Perintah A:
Jawab pertanyaan berikut berdasarkan teks tentang dampak negatif media sosial.
(i) Menurut teks, siapa saja yang menggandrungi media sosial?
(ii) Media sosial apa saja yang disebutkan namanya dalam teks?
(iii) Menurut teks, apa yang bisa dipicu oleh kebiasaan memamerkan kegiatan sehari-hari di media sosial?

Teks:
· · · ·
Apa dampak negatif dari media sosial?

dampak negatif media sosial

Media sosial menjadi salah satu industri yang digandrungi masyarakat, baik yang muda hingga sudah tua. Bukan rahasia lagi bahwa kita bisa menghabiskan berjam-jam hanya untuk memantau media sosial. Mulai dari instagram, pindah ke twitter, buka facebook, dan lainnya.

Apa dampak negatif dari media sosial ?

Media sosial ternyata bisa membuat banyak orang kecanduan, bagaimana tidak, dengan memakai media sosial, kita bisa menghabiskan waktu berjam-jam untuk melihat ponsel hanya untuk melihat apa yang terjadi pada media sosial kita. Sayangnya, kecanduan media sosial ini bisa memberikan efek buruk bagi psikologis kita. Sebagai contoh, media sosial kini juga seakan-akan berubah menjadi ajang dimana seseorang mengekspresikan diri dan memamerkan kegiatan sehari-hari. Hal ini ternyata bisa memicu rasa iri pada orang lain, khususnya jika ada teman yang memiliki kesuksesan lebih besar dari kita. Rasa iri ini bisa membuat masalah berupa depresi yang tentu sangat buruk bagi psikologis kita.
· · · ·
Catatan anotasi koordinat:
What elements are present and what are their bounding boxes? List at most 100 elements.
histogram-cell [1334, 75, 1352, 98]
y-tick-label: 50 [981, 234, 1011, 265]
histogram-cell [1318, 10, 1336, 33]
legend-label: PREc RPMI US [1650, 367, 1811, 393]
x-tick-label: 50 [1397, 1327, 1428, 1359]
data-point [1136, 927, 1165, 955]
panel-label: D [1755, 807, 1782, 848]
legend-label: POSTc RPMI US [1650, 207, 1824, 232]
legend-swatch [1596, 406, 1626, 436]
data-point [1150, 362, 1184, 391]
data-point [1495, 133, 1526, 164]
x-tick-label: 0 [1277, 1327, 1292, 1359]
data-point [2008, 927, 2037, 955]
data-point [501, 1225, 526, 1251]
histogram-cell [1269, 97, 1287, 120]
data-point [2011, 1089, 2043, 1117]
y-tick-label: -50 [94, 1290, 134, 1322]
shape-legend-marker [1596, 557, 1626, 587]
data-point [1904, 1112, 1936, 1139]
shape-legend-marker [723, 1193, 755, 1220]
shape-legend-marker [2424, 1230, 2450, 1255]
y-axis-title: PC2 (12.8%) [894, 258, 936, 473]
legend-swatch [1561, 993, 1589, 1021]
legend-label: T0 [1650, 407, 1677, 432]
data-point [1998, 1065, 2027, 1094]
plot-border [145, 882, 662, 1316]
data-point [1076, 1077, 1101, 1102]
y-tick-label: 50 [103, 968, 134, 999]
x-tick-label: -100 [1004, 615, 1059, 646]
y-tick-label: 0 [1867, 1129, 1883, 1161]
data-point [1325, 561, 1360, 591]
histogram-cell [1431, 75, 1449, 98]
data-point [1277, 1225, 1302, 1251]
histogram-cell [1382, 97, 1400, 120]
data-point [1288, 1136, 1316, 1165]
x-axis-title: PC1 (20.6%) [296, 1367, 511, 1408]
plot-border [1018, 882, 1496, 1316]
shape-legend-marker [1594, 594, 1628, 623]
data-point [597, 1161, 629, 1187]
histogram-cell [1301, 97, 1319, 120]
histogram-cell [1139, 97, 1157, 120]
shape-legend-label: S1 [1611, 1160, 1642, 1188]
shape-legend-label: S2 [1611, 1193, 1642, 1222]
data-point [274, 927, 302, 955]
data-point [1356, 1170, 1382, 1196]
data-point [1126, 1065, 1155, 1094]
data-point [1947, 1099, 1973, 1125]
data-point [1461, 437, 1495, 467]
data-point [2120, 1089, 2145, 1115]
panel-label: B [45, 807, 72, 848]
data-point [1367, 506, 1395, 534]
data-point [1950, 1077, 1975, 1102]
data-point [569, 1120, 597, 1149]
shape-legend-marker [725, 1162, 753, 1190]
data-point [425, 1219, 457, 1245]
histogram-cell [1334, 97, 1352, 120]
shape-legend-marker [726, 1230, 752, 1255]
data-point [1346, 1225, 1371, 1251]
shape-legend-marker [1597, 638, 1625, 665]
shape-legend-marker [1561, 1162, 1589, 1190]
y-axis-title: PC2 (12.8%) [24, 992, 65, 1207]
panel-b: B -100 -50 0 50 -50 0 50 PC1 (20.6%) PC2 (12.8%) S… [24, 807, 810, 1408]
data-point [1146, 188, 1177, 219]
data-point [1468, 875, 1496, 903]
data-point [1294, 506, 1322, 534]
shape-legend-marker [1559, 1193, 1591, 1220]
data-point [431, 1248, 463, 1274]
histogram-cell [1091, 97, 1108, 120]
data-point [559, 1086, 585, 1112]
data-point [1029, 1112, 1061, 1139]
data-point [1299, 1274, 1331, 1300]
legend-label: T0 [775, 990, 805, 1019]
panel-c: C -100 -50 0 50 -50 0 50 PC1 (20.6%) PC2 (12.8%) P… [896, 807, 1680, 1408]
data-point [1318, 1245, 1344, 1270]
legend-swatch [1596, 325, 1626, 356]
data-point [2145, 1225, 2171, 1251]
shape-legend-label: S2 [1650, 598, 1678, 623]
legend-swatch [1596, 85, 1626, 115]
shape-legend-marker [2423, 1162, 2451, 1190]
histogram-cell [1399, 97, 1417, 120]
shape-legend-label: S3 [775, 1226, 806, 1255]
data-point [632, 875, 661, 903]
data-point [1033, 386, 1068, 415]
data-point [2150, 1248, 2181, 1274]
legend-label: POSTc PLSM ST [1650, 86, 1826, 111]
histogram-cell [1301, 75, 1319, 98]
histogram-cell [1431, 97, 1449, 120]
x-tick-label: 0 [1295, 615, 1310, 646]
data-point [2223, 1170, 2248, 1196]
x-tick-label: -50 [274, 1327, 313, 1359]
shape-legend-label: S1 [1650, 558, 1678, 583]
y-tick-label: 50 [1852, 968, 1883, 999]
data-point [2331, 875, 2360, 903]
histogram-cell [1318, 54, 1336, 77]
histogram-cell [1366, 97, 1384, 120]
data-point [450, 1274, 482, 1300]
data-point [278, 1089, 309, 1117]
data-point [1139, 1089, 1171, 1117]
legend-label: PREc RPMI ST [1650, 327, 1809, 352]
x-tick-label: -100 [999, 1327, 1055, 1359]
· · · ·
Perintah B:
Tuliskan kembali tanpa perubahan baris-baris entri, mulai dari baris pertama entri sampai baris yang memuat "legend-swatch [1561, 993, 1589, 1021]", termasuk kedua baris itu.

Jawaban A:
(i) Masyarakat, baik yang muda hingga yang sudah tua.
(ii) Instagram, Twitter, dan Facebook.
(iii) Rasa iri pada orang lain, khususnya jika ada teman yang memiliki kesuksesan lebih besar dari kita.

Jawaban B:
What elements are present and what are their bounding boxes? List at most 100 elements.
histogram-cell [1334, 75, 1352, 98]
y-tick-label: 50 [981, 234, 1011, 265]
histogram-cell [1318, 10, 1336, 33]
legend-label: PREc RPMI US [1650, 367, 1811, 393]
x-tick-label: 50 [1397, 1327, 1428, 1359]
data-point [1136, 927, 1165, 955]
panel-label: D [1755, 807, 1782, 848]
legend-label: POSTc RPMI US [1650, 207, 1824, 232]
legend-swatch [1596, 406, 1626, 436]
data-point [1150, 362, 1184, 391]
data-point [1495, 133, 1526, 164]
x-tick-label: 0 [1277, 1327, 1292, 1359]
data-point [2008, 927, 2037, 955]
data-point [501, 1225, 526, 1251]
histogram-cell [1269, 97, 1287, 120]
data-point [2011, 1089, 2043, 1117]
y-tick-label: -50 [94, 1290, 134, 1322]
shape-legend-marker [1596, 557, 1626, 587]
data-point [1904, 1112, 1936, 1139]
shape-legend-marker [723, 1193, 755, 1220]
shape-legend-marker [2424, 1230, 2450, 1255]
y-axis-title: PC2 (12.8%) [894, 258, 936, 473]
legend-swatch [1561, 993, 1589, 1021]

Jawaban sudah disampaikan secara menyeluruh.